▶ Exercise objective:
Copy everything in the entries below from the line containing "Give me the" down to the line containing "page-subtitle: 設定してください xyxy=(272,70,328,78)", both included, substituting "clickable" for every "interactable" and leaving all else unchanged. Provide only those lines.

▶ Data records:
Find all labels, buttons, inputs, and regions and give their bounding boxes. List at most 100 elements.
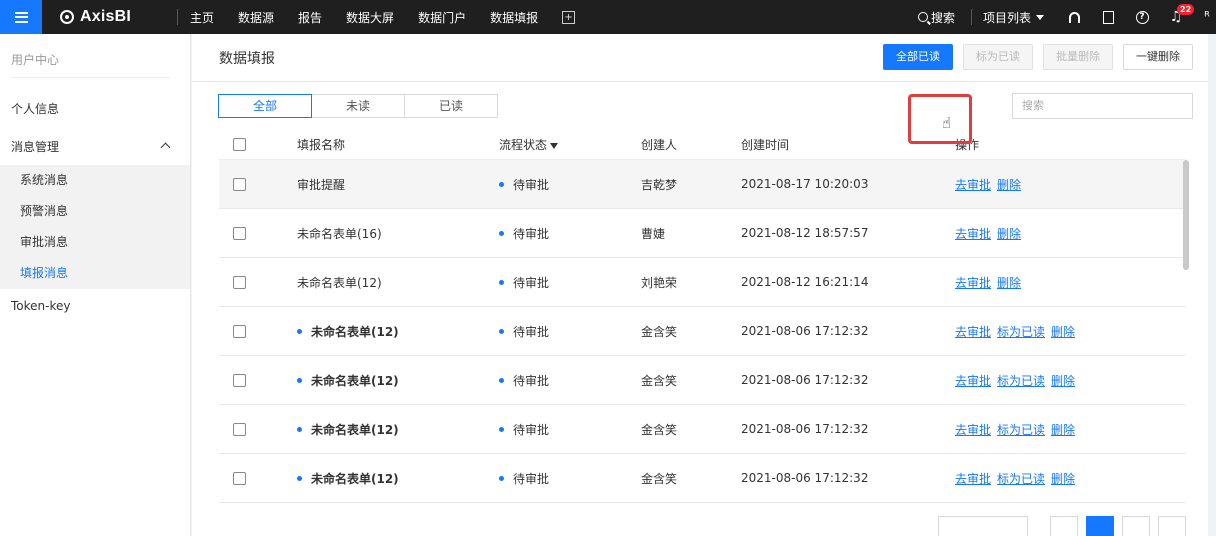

...

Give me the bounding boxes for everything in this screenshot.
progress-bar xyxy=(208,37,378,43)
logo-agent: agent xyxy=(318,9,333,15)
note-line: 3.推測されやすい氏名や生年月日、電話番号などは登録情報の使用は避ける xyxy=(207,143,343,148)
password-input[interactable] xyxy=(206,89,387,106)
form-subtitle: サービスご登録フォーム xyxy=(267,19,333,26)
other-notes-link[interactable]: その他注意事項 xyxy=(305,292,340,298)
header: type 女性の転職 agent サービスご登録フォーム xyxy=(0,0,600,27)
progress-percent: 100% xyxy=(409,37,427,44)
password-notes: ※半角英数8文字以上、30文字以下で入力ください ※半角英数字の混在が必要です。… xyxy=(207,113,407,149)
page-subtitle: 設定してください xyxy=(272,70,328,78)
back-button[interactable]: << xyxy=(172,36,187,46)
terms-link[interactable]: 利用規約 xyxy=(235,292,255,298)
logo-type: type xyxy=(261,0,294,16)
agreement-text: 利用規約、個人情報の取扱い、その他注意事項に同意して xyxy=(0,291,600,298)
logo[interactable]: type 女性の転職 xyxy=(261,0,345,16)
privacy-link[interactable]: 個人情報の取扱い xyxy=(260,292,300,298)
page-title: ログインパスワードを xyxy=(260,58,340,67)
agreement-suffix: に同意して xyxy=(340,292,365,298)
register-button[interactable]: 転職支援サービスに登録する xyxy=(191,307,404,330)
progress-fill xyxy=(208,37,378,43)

▶ Answer to the exercise:
Give me the bounding boxes for everything in this screenshot.
progress-bar xyxy=(208,37,378,43)
logo-agent: agent xyxy=(318,9,333,15)
note-line: 3.推測されやすい氏名や生年月日、電話番号などは登録情報の使用は避ける xyxy=(207,143,343,148)
password-input[clickable] xyxy=(206,89,387,106)
form-subtitle: サービスご登録フォーム xyxy=(267,19,333,26)
other-notes-link[clickable]: その他注意事項 xyxy=(305,292,340,298)
header: type 女性の転職 agent サービスご登録フォーム xyxy=(0,0,600,27)
progress-percent: 100% xyxy=(409,37,427,44)
password-notes: ※半角英数8文字以上、30文字以下で入力ください ※半角英数字の混在が必要です。… xyxy=(207,113,407,149)
page-subtitle: 設定してください xyxy=(272,70,328,78)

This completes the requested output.